• DIRECTIONS FOR THIS TASK: All of the data should be output character for character, except the pictures.

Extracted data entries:
========================

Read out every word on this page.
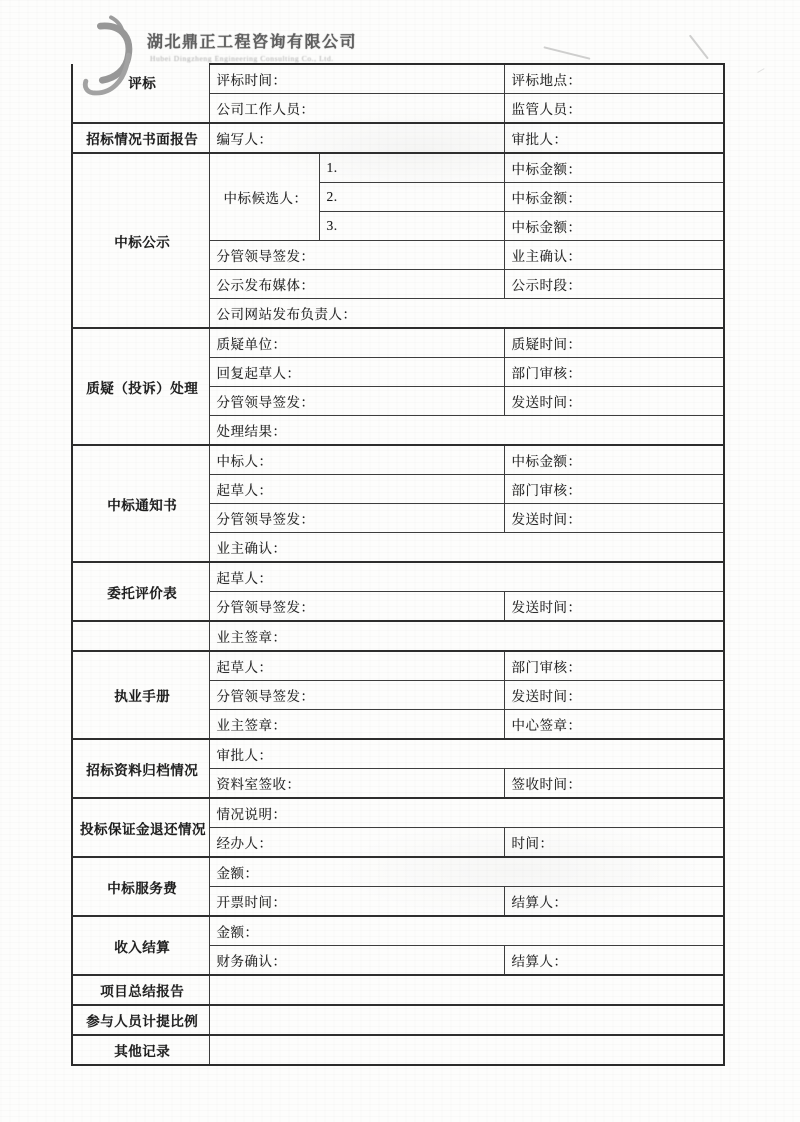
湖北鼎正工程咨询有限公司
Hubei Dingzheng Engineering Consulting Co., Ltd.
评标	评标时间：		评标地点：
	公司工作人员：		监管人员：
招标情况书面报告	编写人：		审批人：
中标公示	中标候选人：	1.	中标金额：
		2.	中标金额：
		3.	中标金额：
	分管领导签发：		业主确认：
	公示发布媒体：		公示时段：
	公司网站发布负责人：		
质疑（投诉）处理	质疑单位：		质疑时间：
	回复起草人：		部门审核：
	分管领导签发：		发送时间：
	处理结果：		
中标通知书	中标人：		中标金额：
	起草人：		部门审核：
	分管领导签发：		发送时间：
	业主确认：		
委托评价表	起草人：		
	分管领导签发：		发送时间：
	业主签章：		
执业手册	起草人：		部门审核：
	分管领导签发：		发送时间：
	业主签章：		中心签章：
招标资料归档情况	审批人：		
	资料室签收：		签收时间：
投标保证金退还情况	情况说明：		
	经办人：		时间：
中标服务费	金额：		
	开票时间：		结算人：
收入结算	金额：		
	财务确认：		结算人：
项目总结报告			
参与人员计提比例			
其他记录			
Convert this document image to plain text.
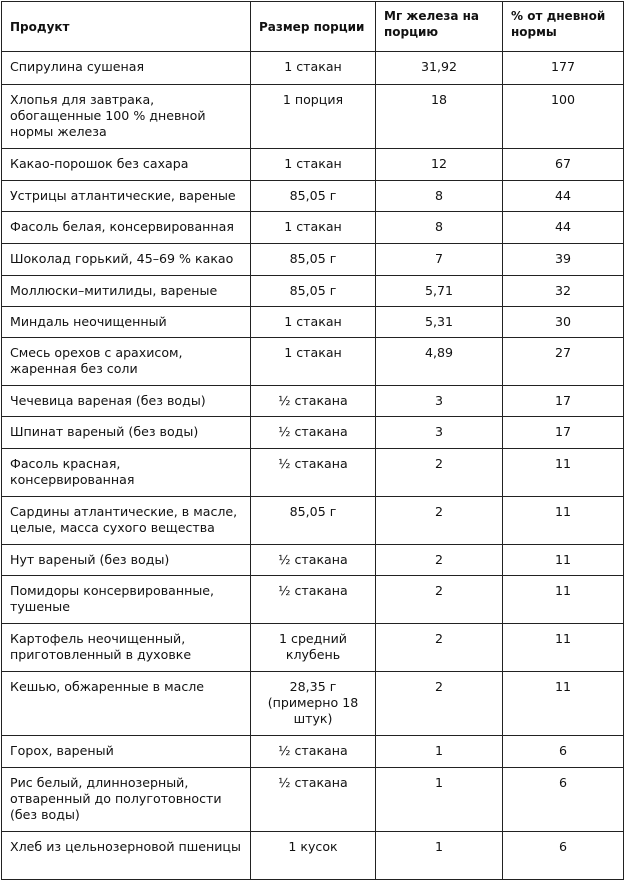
Продукт	Размер порции	Мг железа на порцию	% от дневной нормы
Спирулина сушеная	1 стакан	31,92	177
Хлопья для завтрака, обогащенные 100 % дневной нормы железа	1 порция	18	100
Какао-порошок без сахара	1 стакан	12	67
Устрицы атлантические, вареные	85,05 г	8	44
Фасоль белая, консервированная	1 стакан	8	44
Шоколад горький, 45–69 % какао	85,05 г	7	39
Моллюски–митилиды, вареные	85,05 г	5,71	32
Миндаль неочищенный	1 стакан	5,31	30
Смесь орехов с арахисом, жаренная без соли	1 стакан	4,89	27
Чечевица вареная (без воды)	½ стакана	3	17
Шпинат вареный (без воды)	½ стакана	3	17
Фасоль красная, консервированная	½ стакана	2	11
Сардины атлантические, в масле, целые, масса сухого вещества	85,05 г	2	11
Нут вареный (без воды)	½ стакана	2	11
Помидоры консервированные, тушеные	½ стакана	2	11
Картофель неочищенный, приготовленный в духовке	1 средний клубень	2	11
Кешью, обжаренные в масле	28,35 г (примерно 18 штук)	2	11
Горох, вареный	½ стакана	1	6
Рис белый, длиннозерный, отваренный до полуготовности (без воды)	½ стакана	1	6
Хлеб из цельнозерновой пшеницы	1 кусок	1	6
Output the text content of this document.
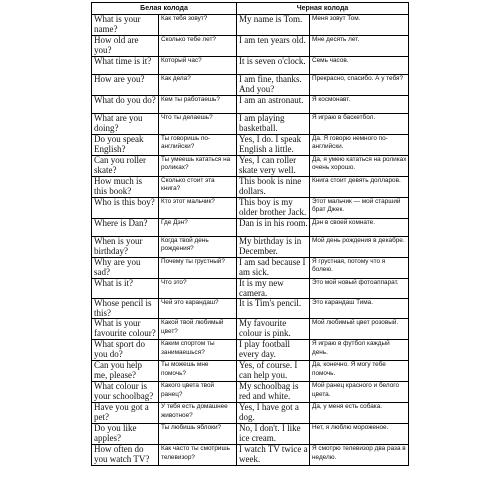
Белая колода		Черная колода	
What is your name?	Как тебя зовут?	My name is Tom.	Меня зовут Том.
How old are you?	Сколько тебе лет?	I am ten years old.	Мне десять лет.
What time is it?	Который час?	It is seven o'clock.	Семь часов.
How are you?	Как дела?	I am fine, thanks. And you?	Прекрасно, спасибо. А у тебя?
What do you do?	Кем ты работаешь?	I am an astronaut.	Я космонавт.
What are you doing?	Что ты делаешь?	I am playing basketball.	Я играю в баскетбол.
Do you speak English?	Ты говоришь по-английски?	Yes, I do. I speak English a little.	Да. Я говорю немного по-английски.
Can you roller skate?	Ты умеешь кататься на роликах?	Yes, I can roller skate very well.	Да, я умею кататься на роликах очень хорошо.
How much is this book?	Сколько стоит эта книга?	This book is nine dollars.	Книга стоит девять долларов.
Who is this boy?	Кто этот мальчик?	This boy is my older brother Jack.	Этот мальчик — мой старший брат Джек.
Where is Dan?	Где Дэн?	Dan is in his room.	Дэн в своей комнате.
When is your birthday?	Когда твой день рождения?	My birthday is in December.	Мой день рождения в декабре.
Why are you sad?	Почему ты грустный?	I am sad because I am sick.	Я грустная, потому что я болею.
What is it?	Что это?	It is my new camera.	Это мой новый фотоаппарат.
Whose pencil is this?	Чей это карандаш?	It is Tim's pencil.	Это карандаш Тима.
What is your favourite colour?	Какой твой любимый цвет?	My favourite colour is pink.	Мой любимый цвет розовый.
What sport do you do?	Каким спортом ты занимаешься?	I play football every day.	Я играю в футбол каждый день.
Can you help me, please?	Ты можешь мне помочь?	Yes, of course. I can help you.	Да, конечно. Я могу тебе помочь.
What colour is your schoolbag?	Какого цвета твой ранец?	My schoolbag is red and white.	Мой ранец красного и белого цвета.
Have you got a pet?	У тебя есть домашнее животное?	Yes, I have got a dog.	Да, у меня есть собака.
Do you like apples?	Ты любишь яблоки?	No, I don't. I like ice cream.	Нет, я люблю мороженое.
How often do you watch TV?	Как часто ты смотришь телевизор?	I watch TV twice a week.	Я смотрю телевизор два раза в неделю.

========================

• SOLUTION:
Read out every word on this page.
湖北鼎正工程咨询有限公司
Hubei Dingzheng Engineering Consulting Co., Ltd.
评标	评标时间：		评标地点：
	公司工作人员：		监管人员：
招标情况书面报告	编写人：		审批人：
中标公示	中标候选人：	1.	中标金额：
		2.	中标金额：
		3.	中标金额：
	分管领导签发：		业主确认：
	公示发布媒体：		公示时段：
	公司网站发布负责人：		
质疑（投诉）处理	质疑单位：		质疑时间：
	回复起草人：		部门审核：
	分管领导签发：		发送时间：
	处理结果：		
中标通知书	中标人：		中标金额：
	起草人：		部门审核：
	分管领导签发：		发送时间：
	业主确认：		
委托评价表	起草人：		
	分管领导签发：		发送时间：
	业主签章：		
执业手册	起草人：		部门审核：
	分管领导签发：		发送时间：
	业主签章：		中心签章：
招标资料归档情况	审批人：		
	资料室签收：		签收时间：
投标保证金退还情况	情况说明：		
	经办人：		时间：
中标服务费	金额：		
	开票时间：		结算人：
收入结算	金额：		
	财务确认：		结算人：
项目总结报告			
参与人员计提比例			
其他记录			
Convert this document image to plain text.
Продукт	Размер порции	Мг железа на порцию	% от дневной нормы
Спирулина сушеная	1 стакан	31,92	177
Хлопья для завтрака, обогащенные 100 % дневной нормы железа	1 порция	18	100
Какао-порошок без сахара	1 стакан	12	67
Устрицы атлантические, вареные	85,05 г	8	44
Фасоль белая, консервированная	1 стакан	8	44
Шоколад горький, 45–69 % какао	85,05 г	7	39
Моллюски–митилиды, вареные	85,05 г	5,71	32
Миндаль неочищенный	1 стакан	5,31	30
Смесь орехов с арахисом, жаренная без соли	1 стакан	4,89	27
Чечевица вареная (без воды)	½ стакана	3	17
Шпинат вареный (без воды)	½ стакана	3	17
Фасоль красная, консервированная	½ стакана	2	11
Сардины атлантические, в масле, целые, масса сухого вещества	85,05 г	2	11
Нут вареный (без воды)	½ стакана	2	11
Помидоры консервированные, тушеные	½ стакана	2	11
Картофель неочищенный, приготовленный в духовке	1 средний клубень	2	11
Кешью, обжаренные в масле	28,35 г (примерно 18 штук)	2	11
Горох, вареный	½ стакана	1	6
Рис белый, длиннозерный, отваренный до полуготовности (без воды)	½ стакана	1	6
Хлеб из цельнозерновой пшеницы	1 кусок	1	6
Output the text content of this document.
Белая колода		Черная колода	
What is your name?	Как тебя зовут?	My name is Tom.	Меня зовут Том.
How old are you?	Сколько тебе лет?	I am ten years old.	Мне десять лет.
What time is it?	Который час?	It is seven o'clock.	Семь часов.
How are you?	Как дела?	I am fine, thanks. And you?	Прекрасно, спасибо. А у тебя?
What do you do?	Кем ты работаешь?	I am an astronaut.	Я космонавт.
What are you doing?	Что ты делаешь?	I am playing basketball.	Я играю в баскетбол.
Do you speak English?	Ты говоришь по-английски?	Yes, I do. I speak English a little.	Да. Я говорю немного по-английски.
Can you roller skate?	Ты умеешь кататься на роликах?	Yes, I can roller skate very well.	Да, я умею кататься на роликах очень хорошо.
How much is this book?	Сколько стоит эта книга?	This book is nine dollars.	Книга стоит девять долларов.
Who is this boy?	Кто этот мальчик?	This boy is my older brother Jack.	Этот мальчик — мой старший брат Джек.
Where is Dan?	Где Дэн?	Dan is in his room.	Дэн в своей комнате.
When is your birthday?	Когда твой день рождения?	My birthday is in December.	Мой день рождения в декабре.
Why are you sad?	Почему ты грустный?	I am sad because I am sick.	Я грустная, потому что я болею.
What is it?	Что это?	It is my new camera.	Это мой новый фотоаппарат.
Whose pencil is this?	Чей это карандаш?	It is Tim's pencil.	Это карандаш Тима.
What is your favourite colour?	Какой твой любимый цвет?	My favourite colour is pink.	Мой любимый цвет розовый.
What sport do you do?	Каким спортом ты занимаешься?	I play football every day.	Я играю в футбол каждый день.
Can you help me, please?	Ты можешь мне помочь?	Yes, of course. I can help you.	Да, конечно. Я могу тебе помочь.
What colour is your schoolbag?	Какого цвета твой ранец?	My schoolbag is red and white.	Мой ранец красного и белого цвета.
Have you got a pet?	У тебя есть домашнее животное?	Yes, I have got a dog.	Да, у меня есть собака.
Do you like apples?	Ты любишь яблоки?	No, I don't. I like ice cream.	Нет, я люблю мороженое.
How often do you watch TV?	Как часто ты смотришь телевизор?	I watch TV twice a week.	Я смотрю телевизор два раза в неделю.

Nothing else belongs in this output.